→ AIM
Reproduce the material exactly, omitting nothing.

(Stored items)
□ □ □ □
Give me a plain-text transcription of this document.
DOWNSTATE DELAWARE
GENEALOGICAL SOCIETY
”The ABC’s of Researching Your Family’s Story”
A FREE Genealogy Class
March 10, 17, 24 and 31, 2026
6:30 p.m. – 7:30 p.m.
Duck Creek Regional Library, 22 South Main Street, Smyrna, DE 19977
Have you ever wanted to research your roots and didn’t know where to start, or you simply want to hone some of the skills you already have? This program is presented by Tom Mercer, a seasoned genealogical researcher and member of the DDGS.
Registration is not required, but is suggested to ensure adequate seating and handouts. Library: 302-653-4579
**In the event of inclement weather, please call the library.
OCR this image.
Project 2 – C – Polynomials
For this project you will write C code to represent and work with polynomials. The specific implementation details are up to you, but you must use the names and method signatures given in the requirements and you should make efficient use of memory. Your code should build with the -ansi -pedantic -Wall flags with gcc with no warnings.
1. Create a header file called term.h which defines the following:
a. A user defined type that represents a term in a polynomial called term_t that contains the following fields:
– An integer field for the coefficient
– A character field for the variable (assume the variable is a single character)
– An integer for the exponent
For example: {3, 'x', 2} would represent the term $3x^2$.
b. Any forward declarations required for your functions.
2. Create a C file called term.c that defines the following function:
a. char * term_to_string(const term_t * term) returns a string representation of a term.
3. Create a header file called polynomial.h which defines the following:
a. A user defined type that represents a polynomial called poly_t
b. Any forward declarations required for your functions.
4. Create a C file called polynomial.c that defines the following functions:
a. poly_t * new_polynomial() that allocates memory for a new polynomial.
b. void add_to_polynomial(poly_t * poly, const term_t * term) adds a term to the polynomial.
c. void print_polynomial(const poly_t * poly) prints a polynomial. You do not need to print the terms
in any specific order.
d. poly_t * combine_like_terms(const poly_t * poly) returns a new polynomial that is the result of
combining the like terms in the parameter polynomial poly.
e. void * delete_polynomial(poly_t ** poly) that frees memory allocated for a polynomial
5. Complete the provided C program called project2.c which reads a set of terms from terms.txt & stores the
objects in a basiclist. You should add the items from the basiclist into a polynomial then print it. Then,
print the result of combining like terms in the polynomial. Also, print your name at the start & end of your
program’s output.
□ □ □ □
→ RESPONSE FOR THIS EXERCISE
Give me a plain-text transcription of this document.
DOWNSTATE DELAWARE
GENEALOGICAL SOCIETY
”The ABC’s of Researching Your Family’s Story”
A FREE Genealogy Class
March 10, 17, 24 and 31, 2026
6:30 p.m. – 7:30 p.m.
Duck Creek Regional Library, 22 South Main Street, Smyrna, DE 19977
Have you ever wanted to research your roots and didn’t know where to start, or you simply want to hone some of the skills you already have? This program is presented by Tom Mercer, a seasoned genealogical researcher and member of the DDGS.
Registration is not required, but is suggested to ensure adequate seating and handouts. Library: 302-653-4579
**In the event of inclement weather, please call the library.
OCR this image.
Project 2 – C – Polynomials
For this project you will write C code to represent and work with polynomials. The specific implementation details are up to you, but you must use the names and method signatures given in the requirements and you should make efficient use of memory. Your code should build with the -ansi -pedantic -Wall flags with gcc with no warnings.
1. Create a header file called term.h which defines the following:
a. A user defined type that represents a term in a polynomial called term_t that contains the following fields:
– An integer field for the coefficient
– A character field for the variable (assume the variable is a single character)
– An integer for the exponent
For example: {3, 'x', 2} would represent the term $3x^2$.
b. Any forward declarations required for your functions.
2. Create a C file called term.c that defines the following function:
a. char * term_to_string(const term_t * term) returns a string representation of a term.
3. Create a header file called polynomial.h which defines the following:
a. A user defined type that represents a polynomial called poly_t
b. Any forward declarations required for your functions.
4. Create a C file called polynomial.c that defines the following functions:
a. poly_t * new_polynomial() that allocates memory for a new polynomial.
b. void add_to_polynomial(poly_t * poly, const term_t * term) adds a term to the polynomial.
c. void print_polynomial(const poly_t * poly) prints a polynomial. You do not need to print the terms
in any specific order.
d. poly_t * combine_like_terms(const poly_t * poly) returns a new polynomial that is the result of
combining the like terms in the parameter polynomial poly.
e. void * delete_polynomial(poly_t ** poly) that frees memory allocated for a polynomial
5. Complete the provided C program called project2.c which reads a set of terms from terms.txt & stores the
objects in a basiclist. You should add the items from the basiclist into a polynomial then print it. Then,
print the result of combining like terms in the polynomial. Also, print your name at the start & end of your
program’s output.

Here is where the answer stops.